» Document extract:
□ □ □ □ □ □ □
In addition to the details of the project that the underwriter will consider, there are details about the policy that will also influence the monthly premium. Here are the major policy factors impacting price that the purchaser can control:
- Covered parties – The identity of the individuals and businesses covered by the policy is a factor that underwriters consider when determining price. Including subcontractors on the policy who have previously filed for bankruptcy or who have a poor track record of safety could increase the cost of the policy. Consider requiring subcontractors to carry their own insurance policies to minimize this possibility.
- Policy extensions – As we discussed above, buyers can extend coverage of their policy by purchasing any number of the policy extensions offered by the insurer. These extensions can add coverage for additional causes of loss or additional types of property, but they also add to the monthly premiums.
- Coverage limits – Coverage limits are how the insurance companies will cap the amount they have to pay out after a covered loss. By increasing the cost of the policy, policyholders can increase the limit that the insurer will pay out for a covered loss.
- Deductible – The deductible is the amount that the insured party must pay toward damages caused by a covered loss before the insurance company is responsible for payment. If the policyholder agrees to pay a higher deductible, the premium will be lowered. A lower deductible means a higher premium.
- Duration of coverage – Typically coverage is available in 6 or 12 month time periods. It is possible to extend the length of coverage, but doing so will also likely increase the cost of the policy. The longer the insurer provides coverage to a project, the more likely a loss becomes.
Determining Your Builders Risk Needs
Once you understand the coverage that a builders risk insurance policy provides and the costs associated with it, you may still be wondering if you should purchase a policy or not. On one hand, having expenses covered in case of a disaster seems like a great benefit. On the other hand, the policy adds a significant amount to the total project cost. Next, we’ll weigh each side of this common choice.
For homeowners and contractors in situations where a builders risk policy is not required, the question remains: is builders risk insurance necessary? The answer depends on the details of the construction project, your risk tolerance, and your willingness to spend the money on a policy.
Builders Risk Insurance for Homeowners
For homeowners considering a builders risk insurance policy for a renovation or new construction, weigh the following questions:
- How much is this renovation/project going to cost?
- If this project were severely damaged in a fire or other accident, how much would it cost to clean up and redo the project?
- What are the risks associated with this project?
- Is this project located in a high-risk area (extreme weather, high fire risk, regular crime, etc.)?
If you are a homeowner hiring a contractor to build a small shed or install replacement windows, the cost of the project and the risks associated with it are relatively low. But if you are doubling the size of your home through major renovations, risks are much higher. You may also have a homeowners insurance policy that excludes damages to your property caused during construction or renovation. In this case, builders risk insurance is the only way to cover your home throughout the renovation. Considering the potential downside, which includes losing your home, a builders risk insurance policy is likely worth the money.
In general, we recommend builders risk insurance whenever a structure is being built. For homeowners, the cost is worth the reduced risk. State Farm offers flexible builders risk policies for homeowners.
Builders Risk for Contractors & Professionals
For builders, contractors, and construction companies, the cost of insurance is almost always passed on to the client for any construction contract, and it could be costly to go without it.
□ □ □ □ □ □ □
» Record set:

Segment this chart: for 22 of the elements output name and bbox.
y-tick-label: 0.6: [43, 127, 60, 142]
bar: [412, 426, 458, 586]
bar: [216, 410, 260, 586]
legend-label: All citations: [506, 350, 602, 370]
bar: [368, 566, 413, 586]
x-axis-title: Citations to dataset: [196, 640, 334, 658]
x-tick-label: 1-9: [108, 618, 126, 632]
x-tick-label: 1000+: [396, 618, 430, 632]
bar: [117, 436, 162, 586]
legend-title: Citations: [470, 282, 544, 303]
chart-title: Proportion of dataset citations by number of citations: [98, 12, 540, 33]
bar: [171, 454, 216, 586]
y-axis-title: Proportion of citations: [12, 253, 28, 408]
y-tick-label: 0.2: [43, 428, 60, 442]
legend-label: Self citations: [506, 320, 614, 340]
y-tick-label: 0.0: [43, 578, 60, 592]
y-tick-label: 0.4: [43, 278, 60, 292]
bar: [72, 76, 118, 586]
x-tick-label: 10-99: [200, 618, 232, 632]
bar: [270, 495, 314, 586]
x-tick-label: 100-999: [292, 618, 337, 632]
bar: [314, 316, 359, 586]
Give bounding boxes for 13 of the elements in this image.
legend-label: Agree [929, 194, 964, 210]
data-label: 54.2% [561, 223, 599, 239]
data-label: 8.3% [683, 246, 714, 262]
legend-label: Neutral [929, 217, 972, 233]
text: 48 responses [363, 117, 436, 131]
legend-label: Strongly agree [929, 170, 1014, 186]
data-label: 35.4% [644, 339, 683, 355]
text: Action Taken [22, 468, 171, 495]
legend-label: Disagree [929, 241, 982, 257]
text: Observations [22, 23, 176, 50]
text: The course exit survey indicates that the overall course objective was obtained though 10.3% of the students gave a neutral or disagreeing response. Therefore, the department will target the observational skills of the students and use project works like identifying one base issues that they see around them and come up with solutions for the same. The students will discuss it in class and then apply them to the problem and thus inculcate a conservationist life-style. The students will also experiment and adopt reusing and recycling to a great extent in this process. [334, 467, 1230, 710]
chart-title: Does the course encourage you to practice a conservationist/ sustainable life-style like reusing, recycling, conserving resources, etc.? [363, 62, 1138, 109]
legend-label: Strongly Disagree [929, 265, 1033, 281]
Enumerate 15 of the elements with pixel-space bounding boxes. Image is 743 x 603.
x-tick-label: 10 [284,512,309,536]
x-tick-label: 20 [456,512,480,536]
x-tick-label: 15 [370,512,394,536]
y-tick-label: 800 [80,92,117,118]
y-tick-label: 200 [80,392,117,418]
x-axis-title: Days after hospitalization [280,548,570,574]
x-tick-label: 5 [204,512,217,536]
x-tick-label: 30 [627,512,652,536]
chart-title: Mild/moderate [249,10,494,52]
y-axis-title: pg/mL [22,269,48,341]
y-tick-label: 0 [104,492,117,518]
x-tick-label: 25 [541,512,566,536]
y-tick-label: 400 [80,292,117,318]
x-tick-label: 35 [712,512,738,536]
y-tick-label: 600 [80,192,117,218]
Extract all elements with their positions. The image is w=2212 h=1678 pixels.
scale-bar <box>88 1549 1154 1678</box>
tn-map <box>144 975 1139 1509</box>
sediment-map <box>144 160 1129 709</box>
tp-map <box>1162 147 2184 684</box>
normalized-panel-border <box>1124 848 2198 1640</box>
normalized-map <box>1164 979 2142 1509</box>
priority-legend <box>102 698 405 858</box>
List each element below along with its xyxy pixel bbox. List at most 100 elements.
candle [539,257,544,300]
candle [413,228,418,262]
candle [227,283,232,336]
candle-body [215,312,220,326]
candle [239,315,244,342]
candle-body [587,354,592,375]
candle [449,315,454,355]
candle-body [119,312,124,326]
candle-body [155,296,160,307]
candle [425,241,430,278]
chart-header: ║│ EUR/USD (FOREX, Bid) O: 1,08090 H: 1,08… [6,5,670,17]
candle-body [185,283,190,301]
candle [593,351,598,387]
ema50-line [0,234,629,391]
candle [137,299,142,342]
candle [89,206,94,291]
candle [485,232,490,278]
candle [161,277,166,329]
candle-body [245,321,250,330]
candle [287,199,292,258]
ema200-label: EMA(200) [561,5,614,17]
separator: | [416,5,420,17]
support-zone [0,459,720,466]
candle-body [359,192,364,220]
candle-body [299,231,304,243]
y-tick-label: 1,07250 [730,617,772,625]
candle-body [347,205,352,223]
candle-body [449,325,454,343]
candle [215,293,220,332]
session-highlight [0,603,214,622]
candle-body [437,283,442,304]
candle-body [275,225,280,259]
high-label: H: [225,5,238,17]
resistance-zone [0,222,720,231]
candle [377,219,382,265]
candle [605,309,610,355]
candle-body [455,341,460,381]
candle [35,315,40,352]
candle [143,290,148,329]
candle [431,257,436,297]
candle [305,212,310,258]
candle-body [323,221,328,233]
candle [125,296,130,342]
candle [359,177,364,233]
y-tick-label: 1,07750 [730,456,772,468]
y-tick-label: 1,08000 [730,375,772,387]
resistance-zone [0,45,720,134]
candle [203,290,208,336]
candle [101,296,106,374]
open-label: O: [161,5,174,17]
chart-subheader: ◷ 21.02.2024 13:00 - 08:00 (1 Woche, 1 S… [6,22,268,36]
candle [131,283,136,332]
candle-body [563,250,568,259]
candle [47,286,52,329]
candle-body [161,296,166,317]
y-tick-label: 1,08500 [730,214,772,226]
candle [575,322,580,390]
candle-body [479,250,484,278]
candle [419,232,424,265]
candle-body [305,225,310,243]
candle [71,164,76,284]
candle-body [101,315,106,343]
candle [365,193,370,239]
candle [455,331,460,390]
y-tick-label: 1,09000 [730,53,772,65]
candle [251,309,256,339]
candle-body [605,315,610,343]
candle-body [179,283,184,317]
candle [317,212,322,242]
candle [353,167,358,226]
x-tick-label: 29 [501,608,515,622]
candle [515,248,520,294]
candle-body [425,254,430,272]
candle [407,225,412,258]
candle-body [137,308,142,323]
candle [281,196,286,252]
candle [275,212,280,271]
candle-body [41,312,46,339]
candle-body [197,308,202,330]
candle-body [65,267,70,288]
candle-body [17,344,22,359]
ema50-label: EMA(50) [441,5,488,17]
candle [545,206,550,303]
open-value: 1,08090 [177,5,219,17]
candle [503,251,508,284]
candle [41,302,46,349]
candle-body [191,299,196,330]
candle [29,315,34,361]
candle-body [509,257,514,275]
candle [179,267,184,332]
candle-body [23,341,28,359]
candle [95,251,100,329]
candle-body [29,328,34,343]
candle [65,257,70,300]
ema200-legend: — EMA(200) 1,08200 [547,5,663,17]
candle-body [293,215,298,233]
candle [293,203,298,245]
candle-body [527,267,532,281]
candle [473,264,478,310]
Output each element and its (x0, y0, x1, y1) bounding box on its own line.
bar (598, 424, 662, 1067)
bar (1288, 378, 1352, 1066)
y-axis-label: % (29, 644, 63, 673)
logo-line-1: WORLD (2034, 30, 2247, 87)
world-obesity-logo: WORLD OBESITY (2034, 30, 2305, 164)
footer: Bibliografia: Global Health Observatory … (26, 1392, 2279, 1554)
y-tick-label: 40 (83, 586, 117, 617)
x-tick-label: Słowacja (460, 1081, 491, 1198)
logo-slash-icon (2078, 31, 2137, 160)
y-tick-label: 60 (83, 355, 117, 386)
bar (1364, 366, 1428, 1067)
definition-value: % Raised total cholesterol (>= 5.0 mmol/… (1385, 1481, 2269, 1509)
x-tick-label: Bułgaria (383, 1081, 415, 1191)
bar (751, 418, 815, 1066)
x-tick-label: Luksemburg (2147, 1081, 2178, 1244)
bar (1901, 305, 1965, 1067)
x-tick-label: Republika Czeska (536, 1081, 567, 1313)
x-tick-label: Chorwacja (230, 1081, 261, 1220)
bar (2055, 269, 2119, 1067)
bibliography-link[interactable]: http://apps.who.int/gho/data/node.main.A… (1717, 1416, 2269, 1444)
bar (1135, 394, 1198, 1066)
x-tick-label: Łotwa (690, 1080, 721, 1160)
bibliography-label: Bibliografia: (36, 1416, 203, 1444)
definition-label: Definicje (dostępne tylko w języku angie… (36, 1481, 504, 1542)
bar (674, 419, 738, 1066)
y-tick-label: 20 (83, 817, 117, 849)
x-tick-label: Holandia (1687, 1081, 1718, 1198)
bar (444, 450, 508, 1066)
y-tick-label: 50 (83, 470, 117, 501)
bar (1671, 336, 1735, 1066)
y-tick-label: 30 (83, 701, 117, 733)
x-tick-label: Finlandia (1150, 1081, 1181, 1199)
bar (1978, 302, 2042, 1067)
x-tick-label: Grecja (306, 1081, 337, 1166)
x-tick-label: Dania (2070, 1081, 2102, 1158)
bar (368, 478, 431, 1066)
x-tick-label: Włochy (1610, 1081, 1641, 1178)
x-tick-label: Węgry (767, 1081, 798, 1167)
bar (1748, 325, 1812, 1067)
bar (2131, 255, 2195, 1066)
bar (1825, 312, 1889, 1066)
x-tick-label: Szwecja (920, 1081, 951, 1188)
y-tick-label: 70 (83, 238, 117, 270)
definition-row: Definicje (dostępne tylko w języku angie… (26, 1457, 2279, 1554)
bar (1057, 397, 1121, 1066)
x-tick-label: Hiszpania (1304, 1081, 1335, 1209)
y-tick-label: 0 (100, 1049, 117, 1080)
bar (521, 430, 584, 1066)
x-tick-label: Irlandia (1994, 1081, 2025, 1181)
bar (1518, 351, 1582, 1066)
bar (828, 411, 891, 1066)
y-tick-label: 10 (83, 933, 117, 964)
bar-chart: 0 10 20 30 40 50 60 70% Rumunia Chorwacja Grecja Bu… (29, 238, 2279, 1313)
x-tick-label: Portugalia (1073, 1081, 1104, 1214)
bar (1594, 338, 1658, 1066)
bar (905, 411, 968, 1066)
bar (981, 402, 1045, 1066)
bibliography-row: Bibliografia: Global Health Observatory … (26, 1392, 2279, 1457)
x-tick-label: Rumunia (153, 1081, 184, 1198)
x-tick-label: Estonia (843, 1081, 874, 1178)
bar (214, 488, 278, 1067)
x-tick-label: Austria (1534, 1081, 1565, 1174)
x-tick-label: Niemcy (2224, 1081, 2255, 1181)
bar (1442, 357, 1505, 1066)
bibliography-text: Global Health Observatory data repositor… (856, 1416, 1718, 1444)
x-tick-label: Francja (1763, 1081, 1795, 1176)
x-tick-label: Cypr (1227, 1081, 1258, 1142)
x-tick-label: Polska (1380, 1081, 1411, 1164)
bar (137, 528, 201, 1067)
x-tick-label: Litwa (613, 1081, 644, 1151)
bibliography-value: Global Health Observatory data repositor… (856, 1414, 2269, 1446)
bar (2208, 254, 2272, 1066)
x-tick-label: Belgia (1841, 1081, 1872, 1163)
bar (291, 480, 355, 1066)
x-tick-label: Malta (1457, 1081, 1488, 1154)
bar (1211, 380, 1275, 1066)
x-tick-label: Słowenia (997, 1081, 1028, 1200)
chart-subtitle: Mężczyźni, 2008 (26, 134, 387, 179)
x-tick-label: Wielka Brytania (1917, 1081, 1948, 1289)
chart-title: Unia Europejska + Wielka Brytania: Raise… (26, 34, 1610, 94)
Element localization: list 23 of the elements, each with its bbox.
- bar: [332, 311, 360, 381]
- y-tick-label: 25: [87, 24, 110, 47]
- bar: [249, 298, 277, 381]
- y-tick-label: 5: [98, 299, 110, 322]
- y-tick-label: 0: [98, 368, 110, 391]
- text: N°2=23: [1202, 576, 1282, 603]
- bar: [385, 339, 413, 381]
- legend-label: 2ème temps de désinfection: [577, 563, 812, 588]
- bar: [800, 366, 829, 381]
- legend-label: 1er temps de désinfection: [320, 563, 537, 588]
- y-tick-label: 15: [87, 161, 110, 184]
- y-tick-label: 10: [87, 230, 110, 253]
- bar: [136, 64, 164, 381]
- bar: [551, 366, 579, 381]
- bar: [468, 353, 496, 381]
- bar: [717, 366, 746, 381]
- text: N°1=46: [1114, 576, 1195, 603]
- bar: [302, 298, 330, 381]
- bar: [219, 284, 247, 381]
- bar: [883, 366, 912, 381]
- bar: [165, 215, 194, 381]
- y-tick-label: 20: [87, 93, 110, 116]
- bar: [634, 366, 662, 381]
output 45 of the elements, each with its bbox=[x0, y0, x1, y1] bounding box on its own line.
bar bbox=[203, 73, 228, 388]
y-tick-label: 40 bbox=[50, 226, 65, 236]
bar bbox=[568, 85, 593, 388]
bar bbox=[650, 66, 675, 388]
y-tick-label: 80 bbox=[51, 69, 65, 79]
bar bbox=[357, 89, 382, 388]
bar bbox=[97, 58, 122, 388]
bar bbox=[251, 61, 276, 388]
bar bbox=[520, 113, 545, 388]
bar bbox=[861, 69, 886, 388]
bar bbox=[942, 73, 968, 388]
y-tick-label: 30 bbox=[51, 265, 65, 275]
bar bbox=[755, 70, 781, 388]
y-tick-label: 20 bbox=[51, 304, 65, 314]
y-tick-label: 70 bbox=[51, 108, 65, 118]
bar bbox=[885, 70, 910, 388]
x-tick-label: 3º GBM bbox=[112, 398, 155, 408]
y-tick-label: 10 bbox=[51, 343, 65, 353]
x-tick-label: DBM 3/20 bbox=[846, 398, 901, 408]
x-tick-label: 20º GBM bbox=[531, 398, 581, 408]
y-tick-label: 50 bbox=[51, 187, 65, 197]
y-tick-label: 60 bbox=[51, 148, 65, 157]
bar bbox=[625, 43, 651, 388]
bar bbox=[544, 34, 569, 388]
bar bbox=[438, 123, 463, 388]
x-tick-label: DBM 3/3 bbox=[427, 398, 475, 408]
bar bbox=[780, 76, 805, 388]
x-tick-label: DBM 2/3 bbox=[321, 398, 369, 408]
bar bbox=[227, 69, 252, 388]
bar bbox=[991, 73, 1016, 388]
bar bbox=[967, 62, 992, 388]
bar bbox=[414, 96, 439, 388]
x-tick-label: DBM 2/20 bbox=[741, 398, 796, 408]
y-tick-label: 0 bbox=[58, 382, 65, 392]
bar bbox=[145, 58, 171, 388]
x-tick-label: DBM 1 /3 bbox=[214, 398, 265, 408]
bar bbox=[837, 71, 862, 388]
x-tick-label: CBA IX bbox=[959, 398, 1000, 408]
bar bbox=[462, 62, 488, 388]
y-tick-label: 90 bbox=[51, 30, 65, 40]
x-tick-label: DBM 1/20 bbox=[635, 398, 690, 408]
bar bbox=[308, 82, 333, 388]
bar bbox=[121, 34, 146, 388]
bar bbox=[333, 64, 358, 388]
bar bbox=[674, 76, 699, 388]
□ □ □ □ □ □ □
» Tasks to complete:
A. Copy the builders risk insurance text from "- Deductible –" up to and including "a loss becomes.".
B. According to the builders risk insurance text, in what time periods is coverage typically available?
C. Go on with the builders risk insurance text, starting after its last sentence.

» Responses for each task:
A.
- Deductible – The deductible is the amount that the insured party must pay toward damages caused by a covered loss before the insurance company is responsible for payment. If the policyholder agrees to pay a higher deductible, the premium will be lowered. A lower deductible means a higher premium.
- Duration of coverage – Typically coverage is available in 6 or 12 month time periods. It is possible to extend the length of coverage, but doing so will also likely increase the cost of the policy. The longer the insurer provides coverage to a project, the more likely a loss becomes.

B. Coverage is typically available in 6 or 12 month time periods.

C.
Finding the Best Builders Risk Insurance Policy
There are many builders risk insurance policies available to builders through different brokers and insurance companies. Where you choose to buy a policy will be the biggest determining factor in the coverage you receive, the amount you pay, and your experience as a customer.
Buying Through a Broker vs. Buying Directly
Many companies advertising insurance policies online are not actually the companies who underwrite the policies and provide their financial backing. Most of these businesses are actually insurance “brokers” who connect you, the consumer, to the right insurance policy based on your needs. These brokers have relationships with one or more actual insurance companies who underwrite policies, which gives them some flexibility in matching your project to various policy options.
Brokers save businesses and consumers time and energy. With knowledge of builders risk insurance policies and the industry, plus experience providing policies for other construction projects like yours, these brokers can quickly identify your needs and find a policy that checks all the boxes. When you search for a policy on your own, it can be difficult to tell if you have all of the information and fully understand the coverage you need. Going through a broker can give this peace of mind to buyers.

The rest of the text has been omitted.